---- Input
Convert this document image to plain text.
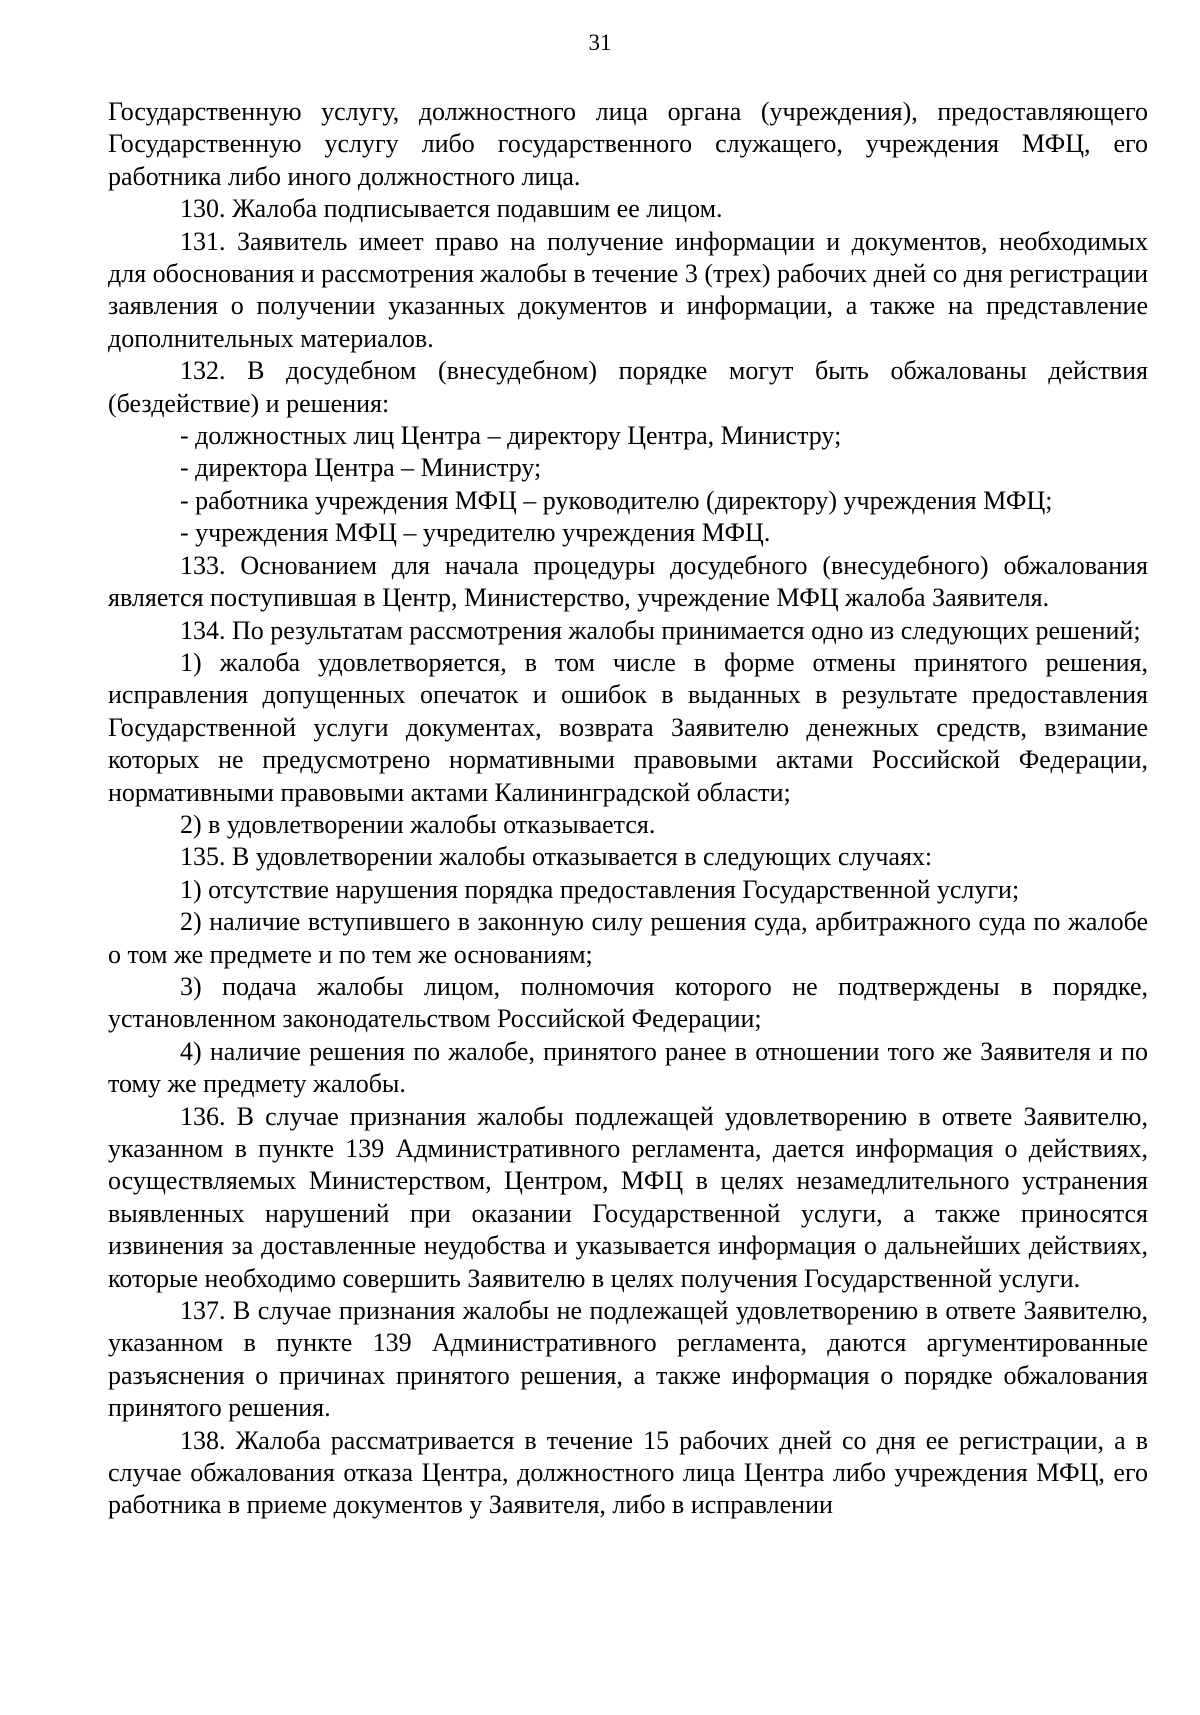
31

Государственную услугу, должностного лица органа (учреждения), предоставляющего Государственную услугу либо государственного служащего, учреждения МФЦ, его работника либо иного должностного лица.

130. Жалоба подписывается подавшим ее лицом.

131. Заявитель имеет право на получение информации и документов, необходимых для обоснования и рассмотрения жалобы в течение 3 (трех) рабочих дней со дня регистрации заявления о получении указанных документов и информации, а также на представление дополнительных материалов.

132. В досудебном (внесудебном) порядке могут быть обжалованы действия (бездействие) и решения:

- должностных лиц Центра – директору Центра, Министру;

- директора Центра – Министру;

- работника учреждения МФЦ – руководителю (директору) учреждения МФЦ;

- учреждения МФЦ – учредителю учреждения МФЦ.

133. Основанием для начала процедуры досудебного (внесудебного) обжалования является поступившая в Центр, Министерство, учреждение МФЦ жалоба Заявителя.

134. По результатам рассмотрения жалобы принимается одно из следующих решений;

1) жалоба удовлетворяется, в том числе в форме отмены принятого решения, исправления допущенных опечаток и ошибок в выданных в результате предоставления Государственной услуги документах, возврата Заявителю денежных средств, взимание которых не предусмотрено нормативными правовыми актами Российской Федерации, нормативными правовыми актами Калининградской области;

2) в удовлетворении жалобы отказывается.

135. В удовлетворении жалобы отказывается в следующих случаях:

1) отсутствие нарушения порядка предоставления Государственной услуги;

2) наличие вступившего в законную силу решения суда, арбитражного суда по жалобе о том же предмете и по тем же основаниям;

3) подача жалобы лицом, полномочия которого не подтверждены в порядке, установленном законодательством Российской Федерации;

4) наличие решения по жалобе, принятого ранее в отношении того же Заявителя и по тому же предмету жалобы.

136. В случае признания жалобы подлежащей удовлетворению в ответе Заявителю, указанном в пункте 139 Административного регламента, дается информация о действиях, осуществляемых Министерством, Центром, МФЦ в целях незамедлительного устранения выявленных нарушений при оказании Государственной услуги, а также приносятся извинения за доставленные неудобства и указывается информация о дальнейших действиях, которые необходимо совершить Заявителю в целях получения Государственной услуги.

137. В случае признания жалобы не подлежащей удовлетворению в ответе Заявителю, указанном в пункте 139 Административного регламента, даются аргументированные разъяснения о причинах принятого решения, а также информация о порядке обжалования принятого решения.

138. Жалоба рассматривается в течение 15 рабочих дней со дня ее регистрации, а в случае обжалования отказа Центра, должностного лица Центра либо учреждения МФЦ, его работника в приеме документов у Заявителя, либо в исправлении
--------
> **Your instructions**: Repeat all of the data above word for word, minus the pictures.

> **Exercise response**:
Convert this document image to plain text.
31

Государственную услугу, должностного лица органа (учреждения), предоставляющего Государственную услугу либо государственного служащего, учреждения МФЦ, его работника либо иного должностного лица.

130. Жалоба подписывается подавшим ее лицом.

131. Заявитель имеет право на получение информации и документов, необходимых для обоснования и рассмотрения жалобы в течение 3 (трех) рабочих дней со дня регистрации заявления о получении указанных документов и информации, а также на представление дополнительных материалов.

132. В досудебном (внесудебном) порядке могут быть обжалованы действия (бездействие) и решения:

- должностных лиц Центра – директору Центра, Министру;

- директора Центра – Министру;

- работника учреждения МФЦ – руководителю (директору) учреждения МФЦ;

- учреждения МФЦ – учредителю учреждения МФЦ.

133. Основанием для начала процедуры досудебного (внесудебного) обжалования является поступившая в Центр, Министерство, учреждение МФЦ жалоба Заявителя.

134. По результатам рассмотрения жалобы принимается одно из следующих решений;

1) жалоба удовлетворяется, в том числе в форме отмены принятого решения, исправления допущенных опечаток и ошибок в выданных в результате предоставления Государственной услуги документах, возврата Заявителю денежных средств, взимание которых не предусмотрено нормативными правовыми актами Российской Федерации, нормативными правовыми актами Калининградской области;

2) в удовлетворении жалобы отказывается.

135. В удовлетворении жалобы отказывается в следующих случаях:

1) отсутствие нарушения порядка предоставления Государственной услуги;

2) наличие вступившего в законную силу решения суда, арбитражного суда по жалобе о том же предмете и по тем же основаниям;

3) подача жалобы лицом, полномочия которого не подтверждены в порядке, установленном законодательством Российской Федерации;

4) наличие решения по жалобе, принятого ранее в отношении того же Заявителя и по тому же предмету жалобы.

136. В случае признания жалобы подлежащей удовлетворению в ответе Заявителю, указанном в пункте 139 Административного регламента, дается информация о действиях, осуществляемых Министерством, Центром, МФЦ в целях незамедлительного устранения выявленных нарушений при оказании Государственной услуги, а также приносятся извинения за доставленные неудобства и указывается информация о дальнейших действиях, которые необходимо совершить Заявителю в целях получения Государственной услуги.

137. В случае признания жалобы не подлежащей удовлетворению в ответе Заявителю, указанном в пункте 139 Административного регламента, даются аргументированные разъяснения о причинах принятого решения, а также информация о порядке обжалования принятого решения.

138. Жалоба рассматривается в течение 15 рабочих дней со дня ее регистрации, а в случае обжалования отказа Центра, должностного лица Центра либо учреждения МФЦ, его работника в приеме документов у Заявителя, либо в исправлении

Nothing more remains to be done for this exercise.